[Supplied records]:
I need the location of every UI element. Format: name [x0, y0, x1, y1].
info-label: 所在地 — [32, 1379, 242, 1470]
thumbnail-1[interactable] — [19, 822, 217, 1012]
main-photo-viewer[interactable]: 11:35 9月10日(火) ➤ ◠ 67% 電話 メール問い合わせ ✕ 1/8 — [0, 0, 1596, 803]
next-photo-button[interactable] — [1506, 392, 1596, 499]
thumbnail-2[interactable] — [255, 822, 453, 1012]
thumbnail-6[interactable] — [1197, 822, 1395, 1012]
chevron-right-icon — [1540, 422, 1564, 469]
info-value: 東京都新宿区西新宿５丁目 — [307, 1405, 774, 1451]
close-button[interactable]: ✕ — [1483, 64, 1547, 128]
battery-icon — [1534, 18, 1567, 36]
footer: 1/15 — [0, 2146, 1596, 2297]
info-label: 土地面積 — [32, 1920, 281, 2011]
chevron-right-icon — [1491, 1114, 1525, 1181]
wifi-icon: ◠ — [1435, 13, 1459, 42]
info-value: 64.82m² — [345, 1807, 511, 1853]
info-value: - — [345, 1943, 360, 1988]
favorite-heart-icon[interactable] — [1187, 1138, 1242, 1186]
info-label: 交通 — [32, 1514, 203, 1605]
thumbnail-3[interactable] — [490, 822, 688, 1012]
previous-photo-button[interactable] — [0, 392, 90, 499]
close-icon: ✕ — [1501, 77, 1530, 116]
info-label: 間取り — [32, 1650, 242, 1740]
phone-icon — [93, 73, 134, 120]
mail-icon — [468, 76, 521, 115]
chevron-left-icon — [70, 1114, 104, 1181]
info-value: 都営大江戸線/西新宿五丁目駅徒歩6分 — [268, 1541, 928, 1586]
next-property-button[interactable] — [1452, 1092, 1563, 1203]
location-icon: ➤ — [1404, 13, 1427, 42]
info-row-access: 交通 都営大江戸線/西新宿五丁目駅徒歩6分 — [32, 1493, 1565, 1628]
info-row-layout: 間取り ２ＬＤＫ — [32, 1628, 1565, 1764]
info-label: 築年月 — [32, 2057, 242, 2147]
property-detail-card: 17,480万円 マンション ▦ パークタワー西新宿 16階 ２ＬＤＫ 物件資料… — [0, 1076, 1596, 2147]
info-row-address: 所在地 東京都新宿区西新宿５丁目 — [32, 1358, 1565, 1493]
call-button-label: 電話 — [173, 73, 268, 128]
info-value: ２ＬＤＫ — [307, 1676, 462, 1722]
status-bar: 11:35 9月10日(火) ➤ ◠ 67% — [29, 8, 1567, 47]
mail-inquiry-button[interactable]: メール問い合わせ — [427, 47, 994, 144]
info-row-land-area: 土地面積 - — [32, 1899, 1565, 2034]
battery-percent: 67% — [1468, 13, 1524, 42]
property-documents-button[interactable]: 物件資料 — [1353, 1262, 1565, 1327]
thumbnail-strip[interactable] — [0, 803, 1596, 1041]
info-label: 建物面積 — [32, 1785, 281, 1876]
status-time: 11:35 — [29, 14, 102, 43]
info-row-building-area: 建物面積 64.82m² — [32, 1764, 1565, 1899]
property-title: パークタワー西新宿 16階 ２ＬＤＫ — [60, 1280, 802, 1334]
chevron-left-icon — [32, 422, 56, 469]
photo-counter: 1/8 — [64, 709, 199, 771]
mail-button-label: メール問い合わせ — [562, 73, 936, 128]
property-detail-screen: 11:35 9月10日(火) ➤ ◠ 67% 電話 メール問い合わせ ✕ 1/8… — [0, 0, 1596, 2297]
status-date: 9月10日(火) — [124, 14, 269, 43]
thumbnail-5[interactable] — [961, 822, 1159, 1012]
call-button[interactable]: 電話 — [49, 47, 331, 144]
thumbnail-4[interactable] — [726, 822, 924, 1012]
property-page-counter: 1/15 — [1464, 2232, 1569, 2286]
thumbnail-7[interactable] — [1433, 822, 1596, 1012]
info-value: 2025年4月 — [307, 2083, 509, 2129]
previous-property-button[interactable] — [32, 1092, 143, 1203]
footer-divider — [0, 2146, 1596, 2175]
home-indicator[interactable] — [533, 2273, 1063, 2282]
---
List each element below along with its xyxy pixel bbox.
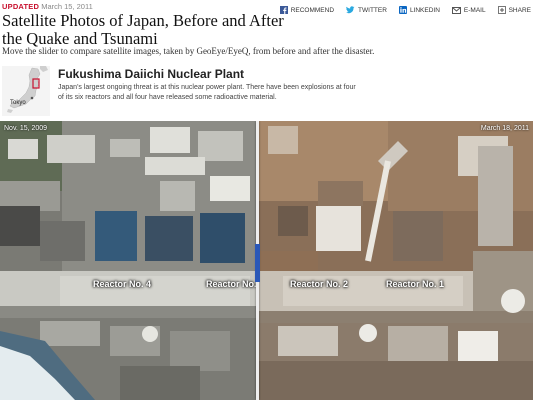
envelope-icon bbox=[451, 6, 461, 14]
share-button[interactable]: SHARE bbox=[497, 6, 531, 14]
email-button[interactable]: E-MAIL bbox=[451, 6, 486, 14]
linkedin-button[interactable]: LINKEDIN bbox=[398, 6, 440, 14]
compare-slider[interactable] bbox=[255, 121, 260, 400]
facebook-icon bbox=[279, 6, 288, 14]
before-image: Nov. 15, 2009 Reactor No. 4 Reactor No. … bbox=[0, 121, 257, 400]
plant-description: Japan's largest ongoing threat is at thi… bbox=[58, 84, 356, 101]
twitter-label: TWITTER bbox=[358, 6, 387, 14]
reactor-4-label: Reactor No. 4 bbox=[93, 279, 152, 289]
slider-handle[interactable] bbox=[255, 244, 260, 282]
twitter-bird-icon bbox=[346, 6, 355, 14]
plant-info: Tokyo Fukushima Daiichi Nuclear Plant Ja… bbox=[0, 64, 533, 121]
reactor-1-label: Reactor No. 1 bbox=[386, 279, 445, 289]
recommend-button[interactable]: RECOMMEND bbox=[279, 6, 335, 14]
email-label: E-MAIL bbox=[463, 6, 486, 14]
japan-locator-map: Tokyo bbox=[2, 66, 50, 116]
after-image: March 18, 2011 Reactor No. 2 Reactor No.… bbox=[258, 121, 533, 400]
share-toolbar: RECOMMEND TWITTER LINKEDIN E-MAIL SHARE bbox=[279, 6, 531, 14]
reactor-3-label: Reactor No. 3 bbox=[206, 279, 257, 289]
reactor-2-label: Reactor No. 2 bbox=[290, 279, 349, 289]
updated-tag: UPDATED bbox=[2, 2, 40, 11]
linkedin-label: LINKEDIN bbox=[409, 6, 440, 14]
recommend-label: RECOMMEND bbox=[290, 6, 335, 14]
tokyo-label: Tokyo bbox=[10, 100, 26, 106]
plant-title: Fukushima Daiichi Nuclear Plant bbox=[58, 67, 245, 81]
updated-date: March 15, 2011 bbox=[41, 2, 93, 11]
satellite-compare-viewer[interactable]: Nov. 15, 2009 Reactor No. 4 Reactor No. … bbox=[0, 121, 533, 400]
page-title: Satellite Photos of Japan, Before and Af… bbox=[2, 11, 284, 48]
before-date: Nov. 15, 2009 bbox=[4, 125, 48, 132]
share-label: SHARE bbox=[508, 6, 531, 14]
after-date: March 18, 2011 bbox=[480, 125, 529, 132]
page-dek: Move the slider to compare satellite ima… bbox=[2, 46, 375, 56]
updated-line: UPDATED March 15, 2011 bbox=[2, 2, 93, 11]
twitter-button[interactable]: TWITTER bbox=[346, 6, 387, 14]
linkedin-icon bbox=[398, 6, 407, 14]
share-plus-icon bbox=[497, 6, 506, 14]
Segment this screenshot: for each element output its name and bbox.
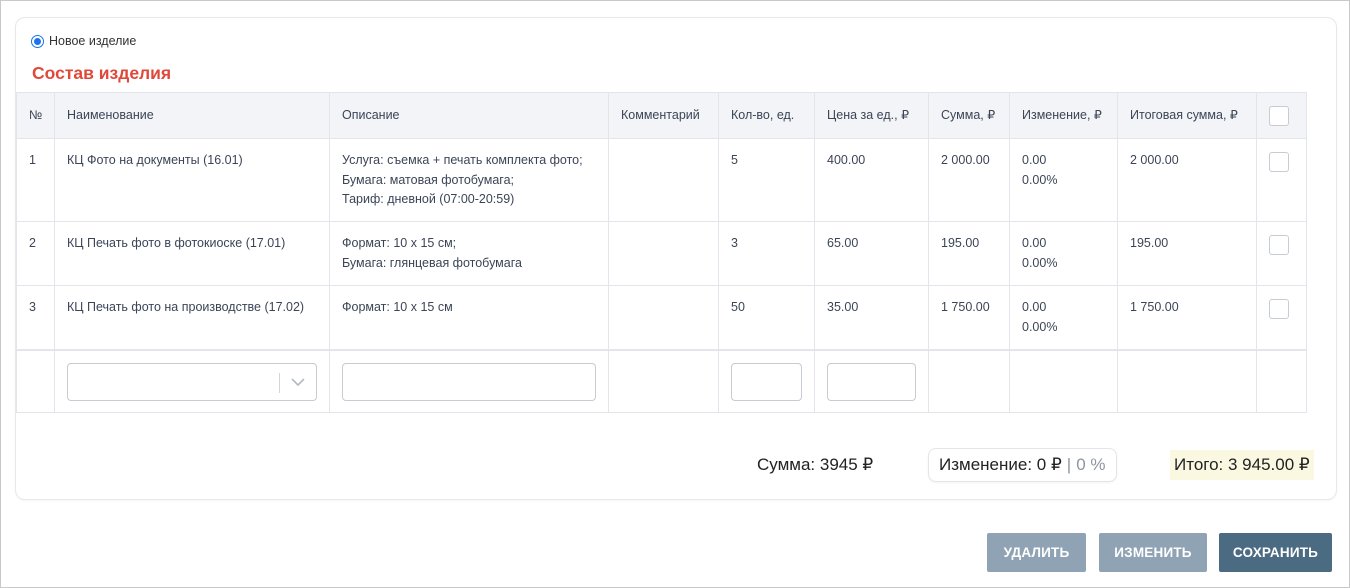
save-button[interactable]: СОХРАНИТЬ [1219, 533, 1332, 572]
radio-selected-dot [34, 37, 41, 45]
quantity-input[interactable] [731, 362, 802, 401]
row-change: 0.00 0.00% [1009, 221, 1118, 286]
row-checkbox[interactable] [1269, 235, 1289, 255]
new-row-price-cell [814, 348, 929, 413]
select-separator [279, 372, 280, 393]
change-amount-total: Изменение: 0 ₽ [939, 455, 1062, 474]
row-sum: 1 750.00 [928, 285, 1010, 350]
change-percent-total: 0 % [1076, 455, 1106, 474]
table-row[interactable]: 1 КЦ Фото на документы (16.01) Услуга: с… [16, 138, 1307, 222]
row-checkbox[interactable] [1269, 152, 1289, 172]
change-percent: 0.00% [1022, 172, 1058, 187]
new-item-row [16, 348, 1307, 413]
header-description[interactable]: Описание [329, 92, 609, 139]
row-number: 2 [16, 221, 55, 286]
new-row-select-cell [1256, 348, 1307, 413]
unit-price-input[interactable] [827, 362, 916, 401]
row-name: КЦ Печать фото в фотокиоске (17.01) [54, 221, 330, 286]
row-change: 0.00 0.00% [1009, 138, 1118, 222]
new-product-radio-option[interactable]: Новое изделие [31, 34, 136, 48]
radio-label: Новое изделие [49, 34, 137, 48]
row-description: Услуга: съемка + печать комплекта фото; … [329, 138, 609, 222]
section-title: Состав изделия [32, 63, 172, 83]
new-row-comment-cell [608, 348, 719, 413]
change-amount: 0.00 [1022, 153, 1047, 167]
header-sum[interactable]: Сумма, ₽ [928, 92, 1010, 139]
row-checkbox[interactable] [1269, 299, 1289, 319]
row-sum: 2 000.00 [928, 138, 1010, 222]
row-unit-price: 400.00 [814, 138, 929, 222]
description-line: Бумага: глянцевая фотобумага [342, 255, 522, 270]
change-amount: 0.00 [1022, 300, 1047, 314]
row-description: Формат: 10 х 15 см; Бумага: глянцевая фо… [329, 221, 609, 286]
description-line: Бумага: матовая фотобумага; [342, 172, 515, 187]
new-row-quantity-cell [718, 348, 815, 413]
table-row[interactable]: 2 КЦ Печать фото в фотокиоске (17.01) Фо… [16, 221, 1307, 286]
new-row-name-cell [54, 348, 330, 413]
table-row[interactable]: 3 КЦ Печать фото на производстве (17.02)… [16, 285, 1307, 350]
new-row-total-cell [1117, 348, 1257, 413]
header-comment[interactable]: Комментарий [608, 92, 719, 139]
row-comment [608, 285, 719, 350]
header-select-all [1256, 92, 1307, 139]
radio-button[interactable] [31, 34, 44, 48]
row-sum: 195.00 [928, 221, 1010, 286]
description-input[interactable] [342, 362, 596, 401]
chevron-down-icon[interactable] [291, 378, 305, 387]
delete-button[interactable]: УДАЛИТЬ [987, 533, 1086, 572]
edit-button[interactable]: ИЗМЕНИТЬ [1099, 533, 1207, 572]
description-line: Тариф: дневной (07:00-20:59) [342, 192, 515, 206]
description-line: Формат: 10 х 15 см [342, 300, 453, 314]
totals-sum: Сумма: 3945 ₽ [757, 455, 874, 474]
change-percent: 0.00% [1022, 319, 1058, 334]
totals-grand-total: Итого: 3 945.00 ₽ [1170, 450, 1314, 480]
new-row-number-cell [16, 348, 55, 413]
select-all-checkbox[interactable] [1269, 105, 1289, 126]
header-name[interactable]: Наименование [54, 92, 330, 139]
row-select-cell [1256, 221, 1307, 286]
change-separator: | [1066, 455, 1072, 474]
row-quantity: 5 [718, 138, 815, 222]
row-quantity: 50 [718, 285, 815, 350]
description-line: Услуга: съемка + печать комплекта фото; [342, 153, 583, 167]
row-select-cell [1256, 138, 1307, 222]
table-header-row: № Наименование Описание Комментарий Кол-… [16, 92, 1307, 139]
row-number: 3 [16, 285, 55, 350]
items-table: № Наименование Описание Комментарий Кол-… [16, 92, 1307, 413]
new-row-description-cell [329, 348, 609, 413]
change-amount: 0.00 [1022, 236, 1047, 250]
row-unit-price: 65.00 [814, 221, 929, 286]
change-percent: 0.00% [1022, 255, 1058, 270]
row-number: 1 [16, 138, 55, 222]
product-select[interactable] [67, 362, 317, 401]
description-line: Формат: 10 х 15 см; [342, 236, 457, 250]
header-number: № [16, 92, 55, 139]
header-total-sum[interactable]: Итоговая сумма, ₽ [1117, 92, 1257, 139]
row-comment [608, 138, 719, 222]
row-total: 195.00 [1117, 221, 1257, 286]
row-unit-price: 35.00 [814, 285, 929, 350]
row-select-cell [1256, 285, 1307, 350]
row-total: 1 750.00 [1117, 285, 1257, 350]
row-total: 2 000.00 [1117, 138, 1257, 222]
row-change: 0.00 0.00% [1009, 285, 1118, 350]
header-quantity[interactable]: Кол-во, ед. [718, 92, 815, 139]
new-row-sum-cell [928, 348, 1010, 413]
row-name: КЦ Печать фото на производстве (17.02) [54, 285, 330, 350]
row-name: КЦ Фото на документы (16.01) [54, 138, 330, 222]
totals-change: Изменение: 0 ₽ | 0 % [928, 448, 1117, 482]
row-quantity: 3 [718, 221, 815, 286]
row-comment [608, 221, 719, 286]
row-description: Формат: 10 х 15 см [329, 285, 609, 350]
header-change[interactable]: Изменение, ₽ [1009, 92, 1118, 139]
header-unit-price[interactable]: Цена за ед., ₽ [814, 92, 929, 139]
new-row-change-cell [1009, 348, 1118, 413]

[Exercise aim]:
Print the material from the line containing "envelope-icon bbox=[451, 6, 461, 14]" through the line containing "compare-slider[interactable] bbox=[255, 121, 260, 400]", reproducing each line unchanged and including both of those lines.

[Solution for this exercise]:
envelope-icon bbox=[451, 6, 461, 14]
share-button[interactable]: SHARE bbox=[497, 6, 531, 14]
email-button[interactable]: E-MAIL bbox=[451, 6, 486, 14]
linkedin-button[interactable]: LINKEDIN bbox=[398, 6, 440, 14]
compare-slider[interactable] bbox=[255, 121, 260, 400]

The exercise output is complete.